- **Supplied text**:
[Begin]
The process of approximation between the EU and its ‘eastern neighbourhood’ has created conditions for deepening economic interactions and market integration, giving to the EU – and to EU businesses– an elevated role in the process of economic modernisation and transition in the neighbourhood countries. This raises the question as to whether European business activity in these countries produces indeed measureable economic advantages both in absolute and in relative terms (e.g., compared to business activity from other parts of the world). Similarly, a question arises as to whether European business activity reduces or amplifies spatial imbalances within the partner countries. This paper examines these issues for the case of capital flows (foreign ownership) and the related productivity spillovers, using firm-level data from the Business Environment and Enterprise Performance Survey (BEEPS)covering 28 transition countries over the period 2002-2009. We estimate the direct and intraindustry productivity effects of foreign ownership and examine how these differ across regional blocks (CEE, SEE and ENP), according to the origin of the foreign investor (EU versus non-EU), across geographical scales (pure industry versus regional spillovers) and for different types of locations (capital-city regions versus the rest). Our results suggest that FDI of EU origin plays a distinctive role in the countries concerned helping raise domestic productivity significantly more than investments from outside the EU. However, this process appears to operate in a spatially selective manner, thus enhancing regional disparities and spatial imbalances. This, then, assigns a particular responsibility for EU policy, as it continues to promote economic integration (and FDI flows) to its eastern neighbourhood, to devise interventions that will help redress these problems.
[End]
- **The task**:
Answer these questions about the abstract on EU investment:
1. Which survey supplied the firm-level data?
2. How many transition countries does the data cover, and over what period?
3. According to the results, what does the spatially selective process do to regional disparities?
Answer from the abstract on EU investment alone.

- **Listing**:
[Begin]
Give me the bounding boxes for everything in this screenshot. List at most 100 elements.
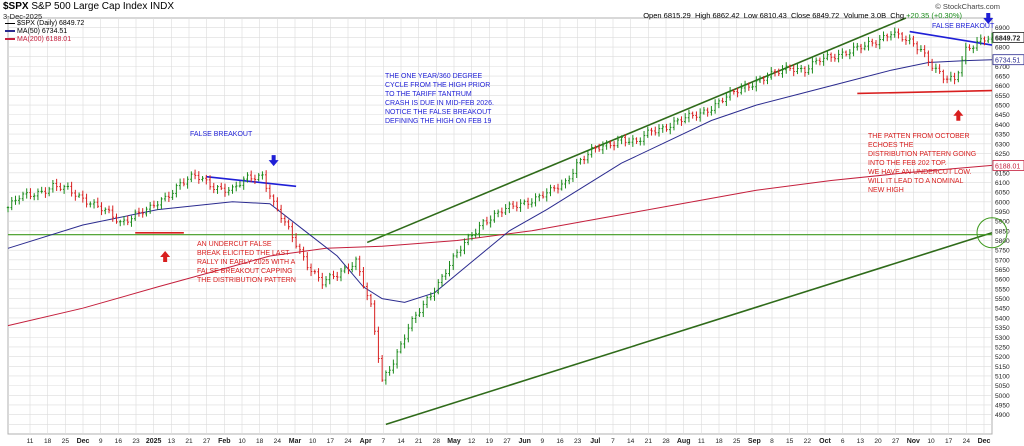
[End]
[Begin]
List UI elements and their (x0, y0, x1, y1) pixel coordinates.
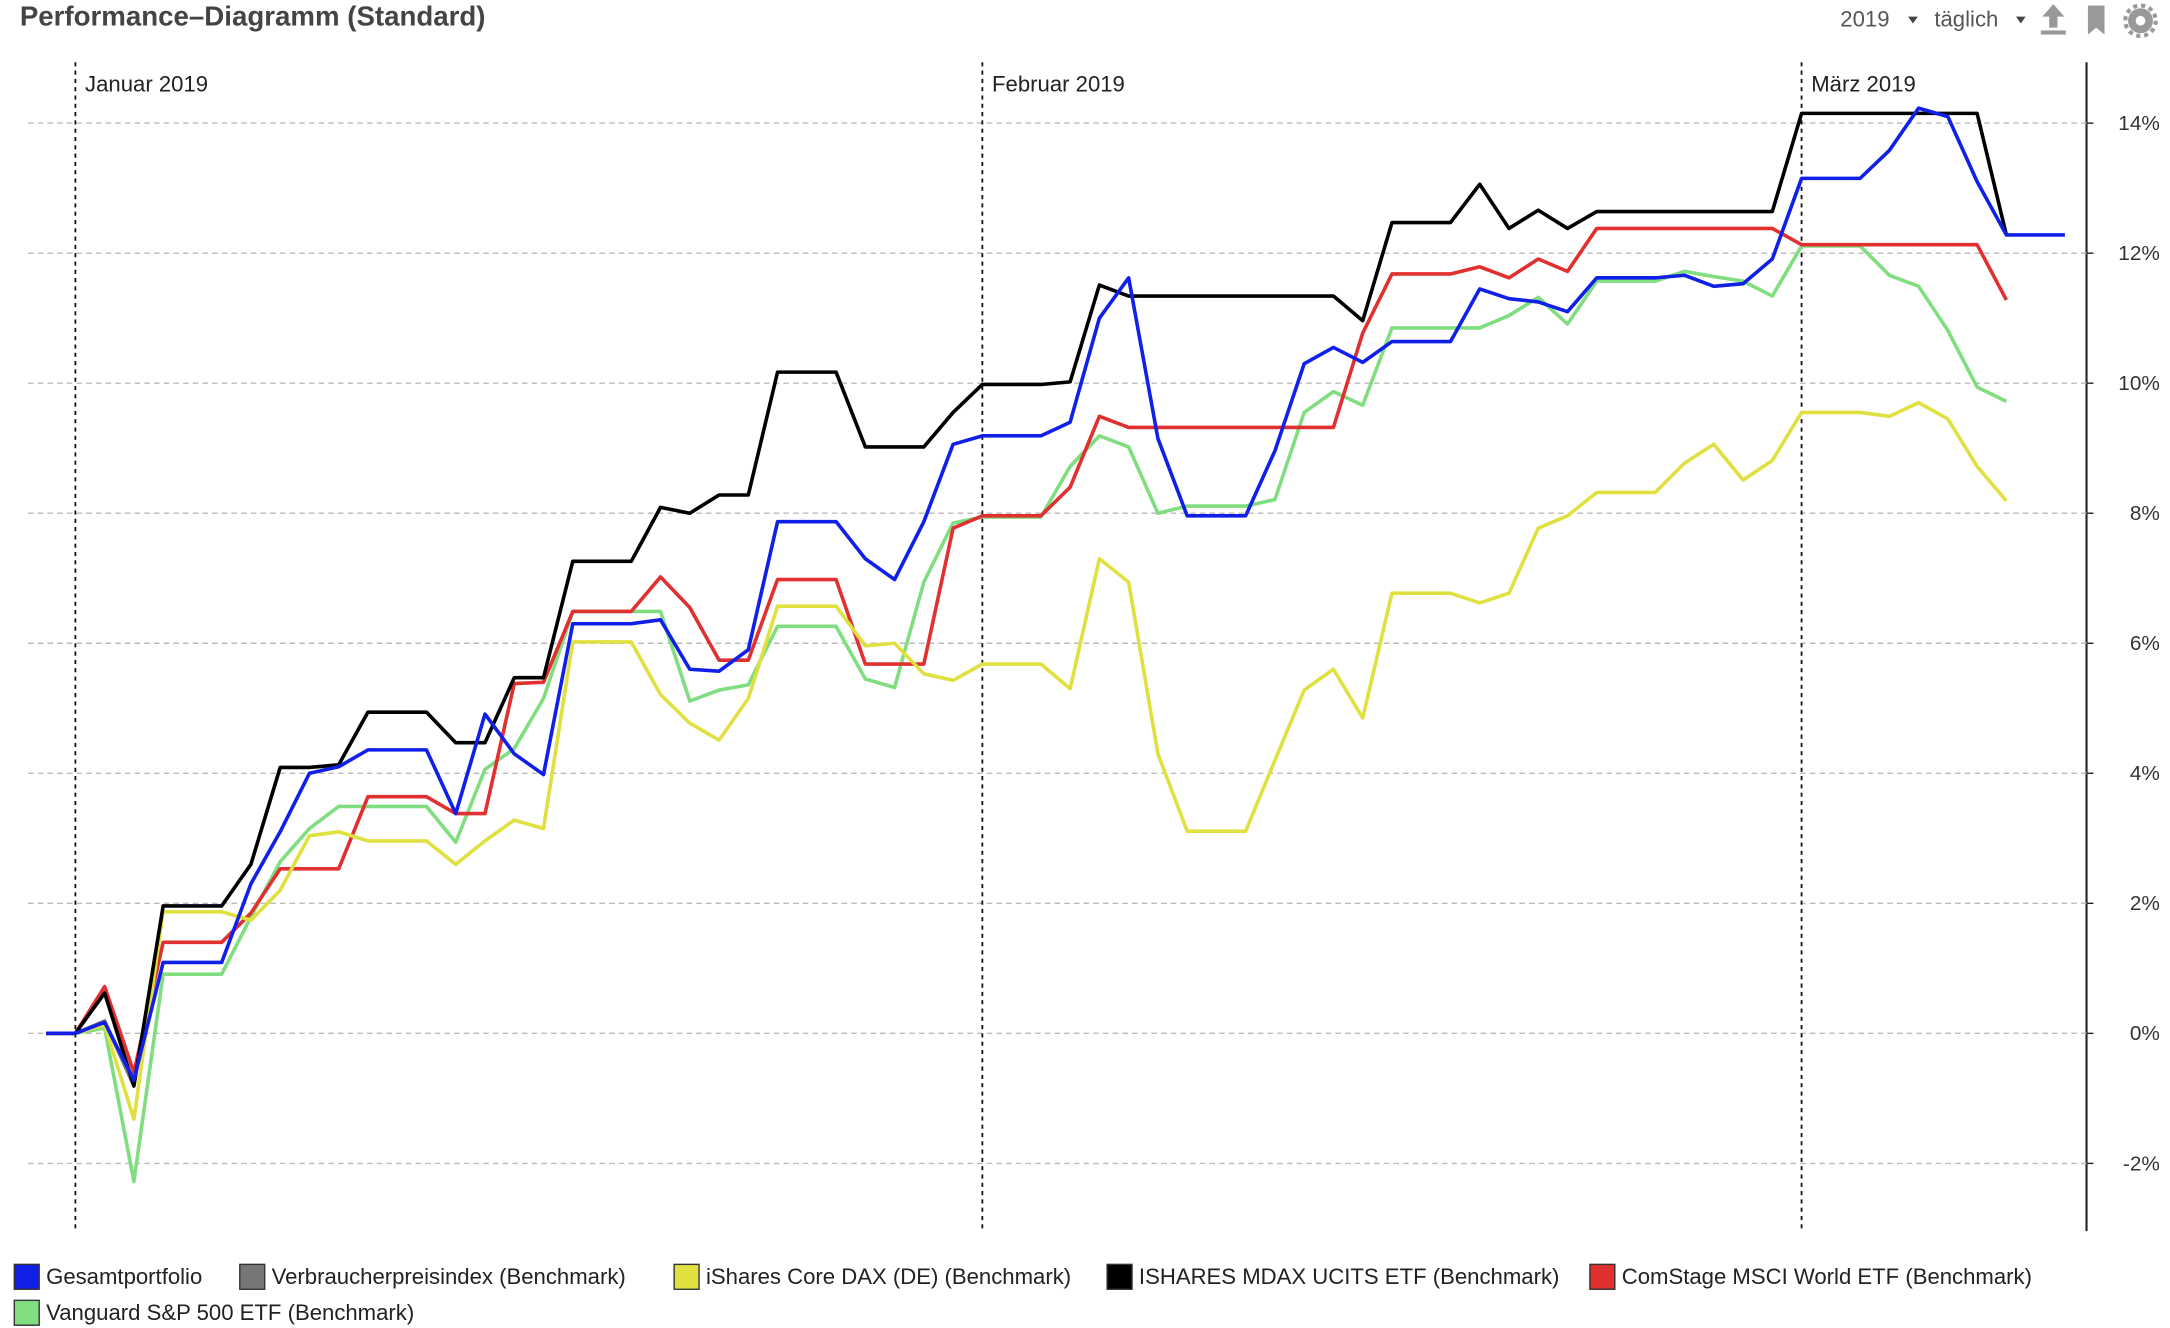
[End]
- **Finished task**:
1. The Business Environment and Enterprise Performance Survey (BEEPS).
2. 28 transition countries, over 2002-2009.
3. It enhances them.